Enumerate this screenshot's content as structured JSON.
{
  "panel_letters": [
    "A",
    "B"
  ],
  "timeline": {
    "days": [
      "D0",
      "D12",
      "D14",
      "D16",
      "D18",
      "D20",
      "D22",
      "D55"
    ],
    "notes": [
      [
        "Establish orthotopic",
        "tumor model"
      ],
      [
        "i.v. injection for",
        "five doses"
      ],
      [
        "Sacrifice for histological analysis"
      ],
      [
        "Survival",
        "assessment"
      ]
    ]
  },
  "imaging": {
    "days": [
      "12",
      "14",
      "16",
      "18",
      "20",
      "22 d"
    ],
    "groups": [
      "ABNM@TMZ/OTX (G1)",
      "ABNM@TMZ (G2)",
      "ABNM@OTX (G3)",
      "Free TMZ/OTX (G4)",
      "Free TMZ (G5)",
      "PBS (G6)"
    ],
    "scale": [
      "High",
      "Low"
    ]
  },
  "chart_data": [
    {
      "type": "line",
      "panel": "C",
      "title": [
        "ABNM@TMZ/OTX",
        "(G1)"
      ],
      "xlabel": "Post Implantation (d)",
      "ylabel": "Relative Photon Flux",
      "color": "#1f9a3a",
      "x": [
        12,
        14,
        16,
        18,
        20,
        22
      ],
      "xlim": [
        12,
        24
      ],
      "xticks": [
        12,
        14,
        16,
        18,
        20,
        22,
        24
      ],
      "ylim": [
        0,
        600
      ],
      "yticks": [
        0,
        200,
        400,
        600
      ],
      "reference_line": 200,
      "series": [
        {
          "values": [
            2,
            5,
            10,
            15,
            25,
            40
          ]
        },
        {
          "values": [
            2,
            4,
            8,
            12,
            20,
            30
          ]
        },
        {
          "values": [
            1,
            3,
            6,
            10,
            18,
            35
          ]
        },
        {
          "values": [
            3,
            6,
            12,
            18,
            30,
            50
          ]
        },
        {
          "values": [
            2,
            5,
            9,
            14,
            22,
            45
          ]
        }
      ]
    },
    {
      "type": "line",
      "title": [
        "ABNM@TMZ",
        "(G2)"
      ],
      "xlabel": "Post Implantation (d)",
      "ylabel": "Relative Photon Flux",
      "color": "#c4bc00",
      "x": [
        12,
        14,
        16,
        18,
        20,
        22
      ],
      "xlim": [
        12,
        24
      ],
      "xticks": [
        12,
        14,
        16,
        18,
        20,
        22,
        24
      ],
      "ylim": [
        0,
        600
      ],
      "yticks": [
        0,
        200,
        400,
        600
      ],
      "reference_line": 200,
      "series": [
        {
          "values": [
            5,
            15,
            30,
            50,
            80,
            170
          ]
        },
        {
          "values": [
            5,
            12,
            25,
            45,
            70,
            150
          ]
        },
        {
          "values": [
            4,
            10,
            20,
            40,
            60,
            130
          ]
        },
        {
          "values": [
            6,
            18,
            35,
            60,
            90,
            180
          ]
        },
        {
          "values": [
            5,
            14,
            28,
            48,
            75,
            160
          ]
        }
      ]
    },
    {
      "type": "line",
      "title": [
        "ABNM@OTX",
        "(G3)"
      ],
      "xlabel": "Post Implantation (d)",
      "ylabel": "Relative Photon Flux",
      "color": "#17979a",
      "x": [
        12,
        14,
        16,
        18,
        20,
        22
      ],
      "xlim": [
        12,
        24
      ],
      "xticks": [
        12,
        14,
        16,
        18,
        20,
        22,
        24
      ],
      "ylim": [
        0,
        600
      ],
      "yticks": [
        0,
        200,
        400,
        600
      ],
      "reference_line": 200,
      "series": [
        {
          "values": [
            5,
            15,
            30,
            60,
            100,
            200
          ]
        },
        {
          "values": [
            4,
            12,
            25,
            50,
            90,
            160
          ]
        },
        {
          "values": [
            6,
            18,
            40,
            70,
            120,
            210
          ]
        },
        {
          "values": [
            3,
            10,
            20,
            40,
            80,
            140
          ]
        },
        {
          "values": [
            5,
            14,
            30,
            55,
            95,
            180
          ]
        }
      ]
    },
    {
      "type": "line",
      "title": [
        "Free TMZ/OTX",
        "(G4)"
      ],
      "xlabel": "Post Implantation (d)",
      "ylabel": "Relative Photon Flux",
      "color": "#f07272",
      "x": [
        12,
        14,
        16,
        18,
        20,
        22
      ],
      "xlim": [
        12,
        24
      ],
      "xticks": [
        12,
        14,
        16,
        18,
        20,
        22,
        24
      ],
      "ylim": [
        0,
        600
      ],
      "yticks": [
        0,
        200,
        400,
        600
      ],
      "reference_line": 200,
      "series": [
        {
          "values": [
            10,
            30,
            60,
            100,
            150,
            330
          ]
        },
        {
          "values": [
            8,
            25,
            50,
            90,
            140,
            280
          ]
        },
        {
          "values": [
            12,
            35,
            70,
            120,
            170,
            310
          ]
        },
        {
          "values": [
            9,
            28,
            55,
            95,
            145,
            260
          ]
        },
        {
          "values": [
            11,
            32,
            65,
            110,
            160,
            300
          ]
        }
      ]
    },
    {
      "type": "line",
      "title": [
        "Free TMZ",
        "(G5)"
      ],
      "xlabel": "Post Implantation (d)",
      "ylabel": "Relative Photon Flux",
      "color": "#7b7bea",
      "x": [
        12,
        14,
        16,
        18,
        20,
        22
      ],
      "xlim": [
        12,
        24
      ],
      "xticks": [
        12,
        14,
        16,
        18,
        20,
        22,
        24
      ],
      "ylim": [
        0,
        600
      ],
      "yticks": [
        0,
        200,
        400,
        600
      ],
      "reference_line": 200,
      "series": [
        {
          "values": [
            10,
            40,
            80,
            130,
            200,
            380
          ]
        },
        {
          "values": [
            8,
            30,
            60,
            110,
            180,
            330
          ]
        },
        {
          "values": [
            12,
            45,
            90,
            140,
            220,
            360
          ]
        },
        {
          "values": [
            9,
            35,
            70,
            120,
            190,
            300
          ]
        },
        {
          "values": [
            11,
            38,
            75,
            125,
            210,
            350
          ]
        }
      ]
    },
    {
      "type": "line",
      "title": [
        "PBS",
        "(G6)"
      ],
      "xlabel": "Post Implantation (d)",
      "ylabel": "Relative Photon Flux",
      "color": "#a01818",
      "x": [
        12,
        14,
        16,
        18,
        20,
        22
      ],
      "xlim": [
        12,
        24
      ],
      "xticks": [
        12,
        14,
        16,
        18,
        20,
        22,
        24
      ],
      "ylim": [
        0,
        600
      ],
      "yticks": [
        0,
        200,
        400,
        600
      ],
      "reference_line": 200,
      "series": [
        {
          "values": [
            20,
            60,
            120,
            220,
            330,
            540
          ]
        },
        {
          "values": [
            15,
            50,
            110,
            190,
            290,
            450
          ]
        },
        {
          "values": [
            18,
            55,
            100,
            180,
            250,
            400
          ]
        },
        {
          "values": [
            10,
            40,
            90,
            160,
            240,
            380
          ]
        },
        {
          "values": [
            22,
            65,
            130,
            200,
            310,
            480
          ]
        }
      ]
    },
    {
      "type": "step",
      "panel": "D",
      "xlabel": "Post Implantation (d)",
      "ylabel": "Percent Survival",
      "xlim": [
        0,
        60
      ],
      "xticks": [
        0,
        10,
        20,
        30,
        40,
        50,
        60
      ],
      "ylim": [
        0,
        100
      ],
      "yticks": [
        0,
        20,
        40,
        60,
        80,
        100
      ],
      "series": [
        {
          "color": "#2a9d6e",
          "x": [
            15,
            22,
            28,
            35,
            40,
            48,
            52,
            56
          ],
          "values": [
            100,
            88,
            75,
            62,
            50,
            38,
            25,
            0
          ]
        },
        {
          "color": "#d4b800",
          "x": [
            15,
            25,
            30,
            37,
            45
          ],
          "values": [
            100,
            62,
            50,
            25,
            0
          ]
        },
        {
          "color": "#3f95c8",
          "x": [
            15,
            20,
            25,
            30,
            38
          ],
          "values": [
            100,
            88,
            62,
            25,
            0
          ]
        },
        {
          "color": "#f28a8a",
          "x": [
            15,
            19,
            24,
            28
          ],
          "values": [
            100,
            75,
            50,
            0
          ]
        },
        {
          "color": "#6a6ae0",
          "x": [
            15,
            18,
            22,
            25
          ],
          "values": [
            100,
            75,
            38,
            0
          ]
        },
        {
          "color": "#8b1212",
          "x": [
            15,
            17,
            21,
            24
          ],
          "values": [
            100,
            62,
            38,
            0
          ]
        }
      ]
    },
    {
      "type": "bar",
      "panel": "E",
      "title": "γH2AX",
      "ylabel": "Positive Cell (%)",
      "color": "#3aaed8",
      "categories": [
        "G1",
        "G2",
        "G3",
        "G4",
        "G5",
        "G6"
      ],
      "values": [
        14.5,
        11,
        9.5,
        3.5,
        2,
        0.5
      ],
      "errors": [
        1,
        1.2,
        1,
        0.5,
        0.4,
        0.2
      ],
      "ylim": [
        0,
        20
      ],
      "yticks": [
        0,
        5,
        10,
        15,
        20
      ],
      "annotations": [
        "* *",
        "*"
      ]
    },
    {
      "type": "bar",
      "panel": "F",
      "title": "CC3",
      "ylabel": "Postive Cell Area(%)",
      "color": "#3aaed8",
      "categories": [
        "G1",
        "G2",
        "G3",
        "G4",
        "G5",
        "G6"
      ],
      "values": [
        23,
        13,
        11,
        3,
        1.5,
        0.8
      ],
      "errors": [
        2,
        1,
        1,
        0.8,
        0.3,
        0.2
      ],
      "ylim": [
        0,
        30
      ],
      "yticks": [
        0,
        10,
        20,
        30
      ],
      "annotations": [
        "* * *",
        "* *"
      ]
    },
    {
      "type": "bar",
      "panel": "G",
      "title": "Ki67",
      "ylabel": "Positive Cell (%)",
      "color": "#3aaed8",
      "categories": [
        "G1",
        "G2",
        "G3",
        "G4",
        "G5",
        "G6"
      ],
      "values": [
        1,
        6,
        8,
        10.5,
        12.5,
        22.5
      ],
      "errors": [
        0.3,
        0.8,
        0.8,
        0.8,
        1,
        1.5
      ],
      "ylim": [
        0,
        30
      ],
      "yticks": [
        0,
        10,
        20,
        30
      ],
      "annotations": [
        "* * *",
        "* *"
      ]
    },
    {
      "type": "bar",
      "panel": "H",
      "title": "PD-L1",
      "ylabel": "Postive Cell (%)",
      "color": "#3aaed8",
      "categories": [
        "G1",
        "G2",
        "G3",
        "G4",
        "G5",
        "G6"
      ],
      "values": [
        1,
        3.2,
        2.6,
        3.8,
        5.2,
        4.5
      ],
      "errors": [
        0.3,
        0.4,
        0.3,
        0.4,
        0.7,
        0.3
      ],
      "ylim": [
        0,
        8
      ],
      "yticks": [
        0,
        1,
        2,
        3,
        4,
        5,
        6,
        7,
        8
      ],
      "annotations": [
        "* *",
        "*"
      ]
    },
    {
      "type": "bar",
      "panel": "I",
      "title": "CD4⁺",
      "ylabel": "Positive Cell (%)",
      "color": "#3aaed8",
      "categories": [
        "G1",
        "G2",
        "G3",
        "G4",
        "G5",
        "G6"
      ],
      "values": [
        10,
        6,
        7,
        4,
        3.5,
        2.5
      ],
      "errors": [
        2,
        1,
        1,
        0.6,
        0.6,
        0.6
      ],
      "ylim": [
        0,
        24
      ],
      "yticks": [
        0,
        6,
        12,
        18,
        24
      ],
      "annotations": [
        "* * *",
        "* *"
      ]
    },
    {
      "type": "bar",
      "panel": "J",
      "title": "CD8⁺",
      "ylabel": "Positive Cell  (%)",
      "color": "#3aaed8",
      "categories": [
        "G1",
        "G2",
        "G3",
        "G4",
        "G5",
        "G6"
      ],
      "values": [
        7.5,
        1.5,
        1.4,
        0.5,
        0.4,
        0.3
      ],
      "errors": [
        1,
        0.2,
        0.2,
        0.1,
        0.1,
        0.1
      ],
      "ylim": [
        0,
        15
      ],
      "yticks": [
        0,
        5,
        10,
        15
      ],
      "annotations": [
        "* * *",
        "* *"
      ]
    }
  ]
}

▸ Task objective
Search the listing for "Postive" and show every line where it occurs.

▸ Response to this exercise
      "ylabel": "Postive Cell Area(%)",
      "ylabel": "Postive Cell (%)",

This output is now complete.